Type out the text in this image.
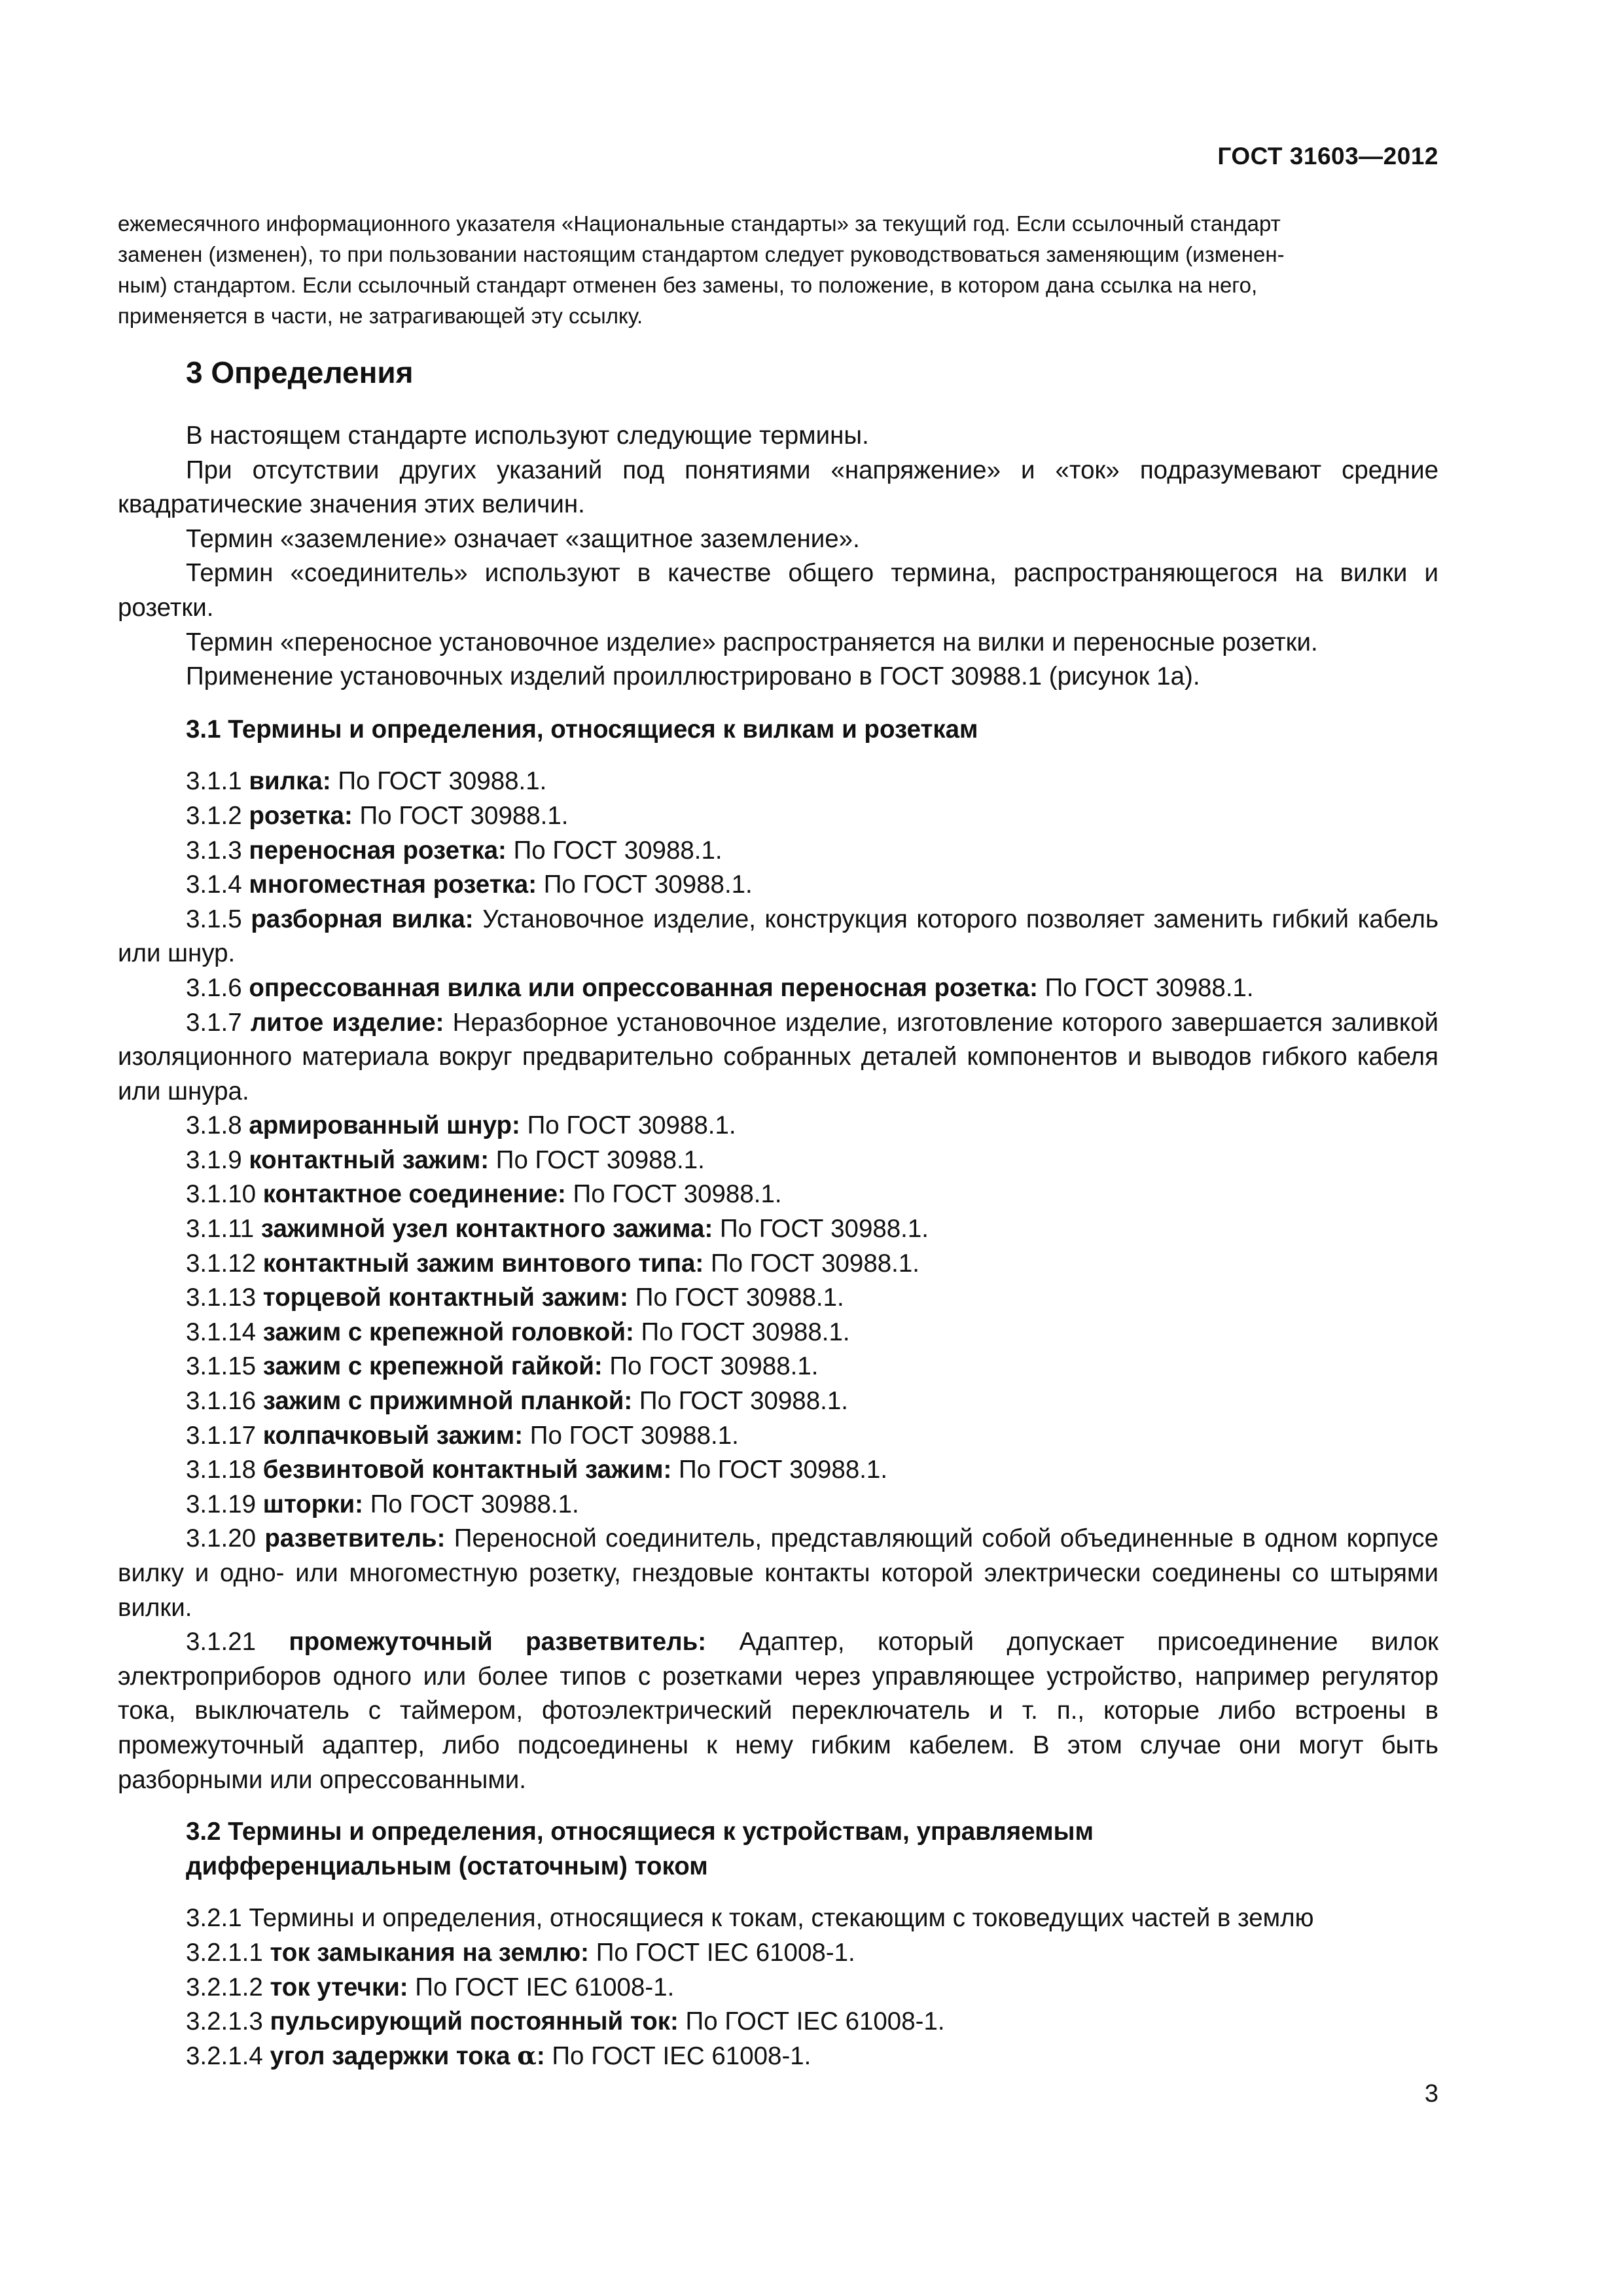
ГОСТ 31603—2012

ежемесячного информационного указателя «Национальные стандарты» за текущий год. Если ссылочный стандарт

заменен (изменен), то при пользовании настоящим стандартом следует руководствоваться заменяющим (изменен-

ным) стандартом. Если ссылочный стандарт отменен без замены, то положение, в котором дана ссылка на него,

применяется в части, не затрагивающей эту ссылку.

3 Определения

В настоящем стандарте используют следующие термины.

При отсутствии других указаний под понятиями «напряжение» и «ток» подразумевают средние квадратические значения этих величин.

Термин «заземление» означает «защитное заземление».

Термин «соединитель» используют в качестве общего термина, распространяющегося на вилки и розетки.

Термин «переносное установочное изделие» распространяется на вилки и переносные розетки.

Применение установочных изделий проиллюстрировано в ГОСТ 30988.1 (рисунок 1а).

3.1 Термины и определения, относящиеся к вилкам и розеткам

3.1.1 вилка: По ГОСТ 30988.1.

3.1.2 розетка: По ГОСТ 30988.1.

3.1.3 переносная розетка: По ГОСТ 30988.1.

3.1.4 многоместная розетка: По ГОСТ 30988.1.

3.1.5 разборная вилка: Установочное изделие, конструкция которого позволяет заменить гибкий кабель или шнур.

3.1.6 опрессованная вилка или опрессованная переносная розетка: По ГОСТ 30988.1.

3.1.7 литое изделие: Неразборное установочное изделие, изготовление которого завершается заливкой изоляционного материала вокруг предварительно собранных деталей компонентов и выводов гибкого кабеля или шнура.

3.1.8 армированный шнур: По ГОСТ 30988.1.

3.1.9 контактный зажим: По ГОСТ 30988.1.

3.1.10 контактное соединение: По ГОСТ 30988.1.

3.1.11 зажимной узел контактного зажима: По ГОСТ 30988.1.

3.1.12 контактный зажим винтового типа: По ГОСТ 30988.1.

3.1.13 торцевой контактный зажим: По ГОСТ 30988.1.

3.1.14 зажим с крепежной головкой: По ГОСТ 30988.1.

3.1.15 зажим с крепежной гайкой: По ГОСТ 30988.1.

3.1.16 зажим с прижимной планкой: По ГОСТ 30988.1.

3.1.17 колпачковый зажим: По ГОСТ 30988.1.

3.1.18 безвинтовой контактный зажим: По ГОСТ 30988.1.

3.1.19 шторки: По ГОСТ 30988.1.

3.1.20 разветвитель: Переносной соединитель, представляющий собой объединенные в одном корпусе вилку и одно- или многоместную розетку, гнездовые контакты которой электрически соединены со штырями вилки.

3.1.21 промежуточный разветвитель: Адаптер, который допускает присоединение вилок электроприборов одного или более типов с розетками через управляющее устройство, например регулятор тока, выключатель с таймером, фотоэлектрический переключатель и т. п., которые либо встроены в промежуточный адаптер, либо подсоединены к нему гибким кабелем. В этом случае они могут быть разборными или опрессованными.

3.2 Термины и определения, относящиеся к устройствам, управляемым
дифференциальным (остаточным) током

3.2.1 Термины и определения, относящиеся к токам, стекающим с токоведущих частей в землю

3.2.1.1 ток замыкания на землю: По ГОСТ IEC 61008-1.

3.2.1.2 ток утечки: По ГОСТ IEC 61008-1.

3.2.1.3 пульсирующий постоянный ток: По ГОСТ IEC 61008-1.

3.2.1.4 угол задержки тока α: По ГОСТ IEC 61008-1.

3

⁂

Work to do: Do not copy the pictures, but repeat every line exactly.

Right answer:
Type out the text in this image.
ГОСТ 31603—2012

ежемесячного информационного указателя «Национальные стандарты» за текущий год. Если ссылочный стандарт

заменен (изменен), то при пользовании настоящим стандартом следует руководствоваться заменяющим (изменен-

ным) стандартом. Если ссылочный стандарт отменен без замены, то положение, в котором дана ссылка на него,

применяется в части, не затрагивающей эту ссылку.

3 Определения

В настоящем стандарте используют следующие термины.

При отсутствии других указаний под понятиями «напряжение» и «ток» подразумевают средние квадратические значения этих величин.

Термин «заземление» означает «защитное заземление».

Термин «соединитель» используют в качестве общего термина, распространяющегося на вилки и розетки.

Термин «переносное установочное изделие» распространяется на вилки и переносные розетки.

Применение установочных изделий проиллюстрировано в ГОСТ 30988.1 (рисунок 1а).

3.1 Термины и определения, относящиеся к вилкам и розеткам

3.1.1 вилка: По ГОСТ 30988.1.

3.1.2 розетка: По ГОСТ 30988.1.

3.1.3 переносная розетка: По ГОСТ 30988.1.

3.1.4 многоместная розетка: По ГОСТ 30988.1.

3.1.5 разборная вилка: Установочное изделие, конструкция которого позволяет заменить гибкий кабель или шнур.

3.1.6 опрессованная вилка или опрессованная переносная розетка: По ГОСТ 30988.1.

3.1.7 литое изделие: Неразборное установочное изделие, изготовление которого завершается заливкой изоляционного материала вокруг предварительно собранных деталей компонентов и выводов гибкого кабеля или шнура.

3.1.8 армированный шнур: По ГОСТ 30988.1.

3.1.9 контактный зажим: По ГОСТ 30988.1.

3.1.10 контактное соединение: По ГОСТ 30988.1.

3.1.11 зажимной узел контактного зажима: По ГОСТ 30988.1.

3.1.12 контактный зажим винтового типа: По ГОСТ 30988.1.

3.1.13 торцевой контактный зажим: По ГОСТ 30988.1.

3.1.14 зажим с крепежной головкой: По ГОСТ 30988.1.

3.1.15 зажим с крепежной гайкой: По ГОСТ 30988.1.

3.1.16 зажим с прижимной планкой: По ГОСТ 30988.1.

3.1.17 колпачковый зажим: По ГОСТ 30988.1.

3.1.18 безвинтовой контактный зажим: По ГОСТ 30988.1.

3.1.19 шторки: По ГОСТ 30988.1.

3.1.20 разветвитель: Переносной соединитель, представляющий собой объединенные в одном корпусе вилку и одно- или многоместную розетку, гнездовые контакты которой электрически соединены со штырями вилки.

3.1.21 промежуточный разветвитель: Адаптер, который допускает присоединение вилок электроприборов одного или более типов с розетками через управляющее устройство, например регулятор тока, выключатель с таймером, фотоэлектрический переключатель и т. п., которые либо встроены в промежуточный адаптер, либо подсоединены к нему гибким кабелем. В этом случае они могут быть разборными или опрессованными.

3.2 Термины и определения, относящиеся к устройствам, управляемым
дифференциальным (остаточным) током

3.2.1 Термины и определения, относящиеся к токам, стекающим с токоведущих частей в землю

3.2.1.1 ток замыкания на землю: По ГОСТ IEC 61008-1.

3.2.1.2 ток утечки: По ГОСТ IEC 61008-1.

3.2.1.3 пульсирующий постоянный ток: По ГОСТ IEC 61008-1.

3.2.1.4 угол задержки тока α: По ГОСТ IEC 61008-1.

3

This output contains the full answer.